#### Problem details
Leave out the pictures and copy each record below exactly.

--- Start Extracted entries ---

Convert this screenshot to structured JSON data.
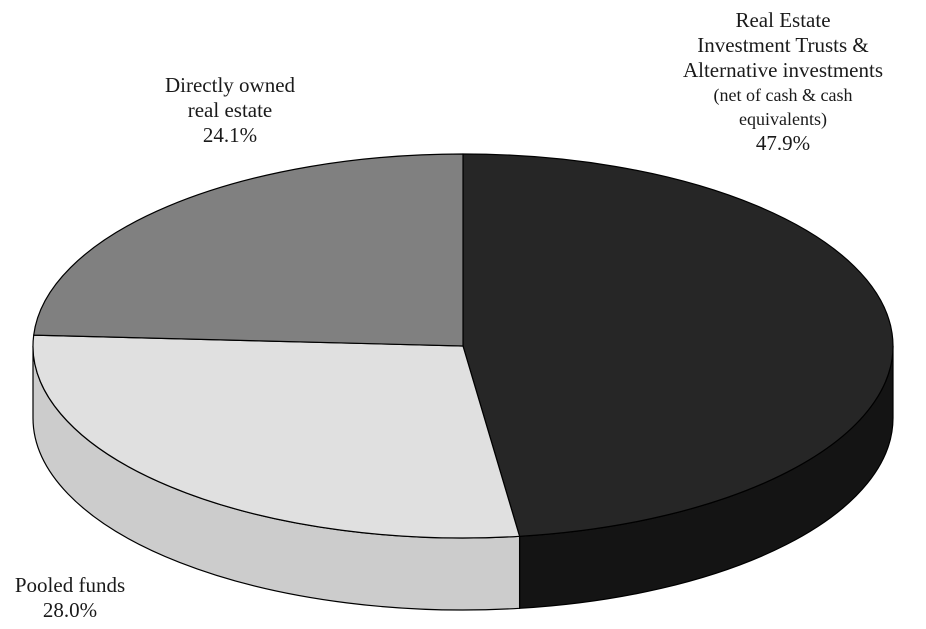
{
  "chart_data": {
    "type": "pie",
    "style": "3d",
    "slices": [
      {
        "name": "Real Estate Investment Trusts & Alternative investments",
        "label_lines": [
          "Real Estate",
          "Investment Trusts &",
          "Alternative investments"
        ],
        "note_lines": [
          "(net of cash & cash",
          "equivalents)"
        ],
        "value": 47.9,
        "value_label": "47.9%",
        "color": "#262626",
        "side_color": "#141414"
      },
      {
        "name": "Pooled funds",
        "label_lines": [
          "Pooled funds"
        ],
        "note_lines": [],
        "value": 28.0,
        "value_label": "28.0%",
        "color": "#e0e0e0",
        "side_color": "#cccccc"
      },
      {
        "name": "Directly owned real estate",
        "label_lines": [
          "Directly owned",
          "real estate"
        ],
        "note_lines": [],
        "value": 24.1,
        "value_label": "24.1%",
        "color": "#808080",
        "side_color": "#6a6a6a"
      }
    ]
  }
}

--- End Extracted entries ---

#### Answer for the task
Convert this screenshot to structured JSON data.
{
  "chart_data": {
    "type": "pie",
    "style": "3d",
    "slices": [
      {
        "name": "Real Estate Investment Trusts & Alternative investments",
        "label_lines": [
          "Real Estate",
          "Investment Trusts &",
          "Alternative investments"
        ],
        "note_lines": [
          "(net of cash & cash",
          "equivalents)"
        ],
        "value": 47.9,
        "value_label": "47.9%",
        "color": "#262626",
        "side_color": "#141414"
      },
      {
        "name": "Pooled funds",
        "label_lines": [
          "Pooled funds"
        ],
        "note_lines": [],
        "value": 28.0,
        "value_label": "28.0%",
        "color": "#e0e0e0",
        "side_color": "#cccccc"
      },
      {
        "name": "Directly owned real estate",
        "label_lines": [
          "Directly owned",
          "real estate"
        ],
        "note_lines": [],
        "value": 24.1,
        "value_label": "24.1%",
        "color": "#808080",
        "side_color": "#6a6a6a"
      }
    ]
  }
}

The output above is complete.